• Exercise task
Look through the data and write out every line with the word "assignments" in it.

(Data excerpts)
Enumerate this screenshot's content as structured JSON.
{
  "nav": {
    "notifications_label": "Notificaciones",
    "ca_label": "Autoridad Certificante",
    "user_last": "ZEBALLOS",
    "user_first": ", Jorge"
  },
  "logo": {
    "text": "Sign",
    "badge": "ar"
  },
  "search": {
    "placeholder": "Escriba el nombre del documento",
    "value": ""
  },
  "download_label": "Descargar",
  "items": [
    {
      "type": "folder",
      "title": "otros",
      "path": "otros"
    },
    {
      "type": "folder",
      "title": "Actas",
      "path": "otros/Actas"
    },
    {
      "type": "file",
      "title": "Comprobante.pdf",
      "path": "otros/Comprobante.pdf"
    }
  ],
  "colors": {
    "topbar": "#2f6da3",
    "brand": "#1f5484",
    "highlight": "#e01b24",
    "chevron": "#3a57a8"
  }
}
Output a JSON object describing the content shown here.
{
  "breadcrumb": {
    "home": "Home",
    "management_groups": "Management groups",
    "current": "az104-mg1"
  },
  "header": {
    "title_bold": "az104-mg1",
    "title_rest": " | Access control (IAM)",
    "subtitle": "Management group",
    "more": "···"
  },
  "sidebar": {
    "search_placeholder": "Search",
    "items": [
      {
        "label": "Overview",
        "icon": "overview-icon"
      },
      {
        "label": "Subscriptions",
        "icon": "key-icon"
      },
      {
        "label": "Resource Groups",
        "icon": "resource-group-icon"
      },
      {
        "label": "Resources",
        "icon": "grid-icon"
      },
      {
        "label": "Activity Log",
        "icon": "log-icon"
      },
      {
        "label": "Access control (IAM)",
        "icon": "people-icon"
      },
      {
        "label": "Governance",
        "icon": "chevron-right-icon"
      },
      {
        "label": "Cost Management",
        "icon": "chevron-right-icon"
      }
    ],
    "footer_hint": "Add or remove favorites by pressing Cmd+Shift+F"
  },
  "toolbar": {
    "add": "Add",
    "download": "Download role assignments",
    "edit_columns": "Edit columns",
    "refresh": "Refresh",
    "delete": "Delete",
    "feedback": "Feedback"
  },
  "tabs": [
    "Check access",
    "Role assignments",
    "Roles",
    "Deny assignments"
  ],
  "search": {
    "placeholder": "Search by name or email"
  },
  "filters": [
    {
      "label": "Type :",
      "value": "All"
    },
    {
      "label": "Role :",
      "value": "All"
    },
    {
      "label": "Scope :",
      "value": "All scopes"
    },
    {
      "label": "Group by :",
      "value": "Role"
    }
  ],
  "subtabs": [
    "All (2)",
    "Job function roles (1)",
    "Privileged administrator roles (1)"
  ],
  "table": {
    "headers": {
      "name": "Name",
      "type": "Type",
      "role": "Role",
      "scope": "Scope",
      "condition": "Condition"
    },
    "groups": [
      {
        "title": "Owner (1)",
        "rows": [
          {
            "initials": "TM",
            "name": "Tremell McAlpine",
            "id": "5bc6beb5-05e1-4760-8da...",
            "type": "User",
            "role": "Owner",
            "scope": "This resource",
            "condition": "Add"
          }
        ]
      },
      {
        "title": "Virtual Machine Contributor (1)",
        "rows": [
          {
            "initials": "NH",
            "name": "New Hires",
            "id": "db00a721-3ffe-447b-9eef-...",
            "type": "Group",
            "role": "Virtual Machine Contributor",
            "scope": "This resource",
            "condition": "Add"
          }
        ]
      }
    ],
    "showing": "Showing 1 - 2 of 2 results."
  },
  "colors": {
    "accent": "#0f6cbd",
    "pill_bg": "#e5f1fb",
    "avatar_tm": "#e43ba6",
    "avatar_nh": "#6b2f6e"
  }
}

• Solution to this task
    "download": "Download role assignments",
    "Role assignments",
    "Deny assignments"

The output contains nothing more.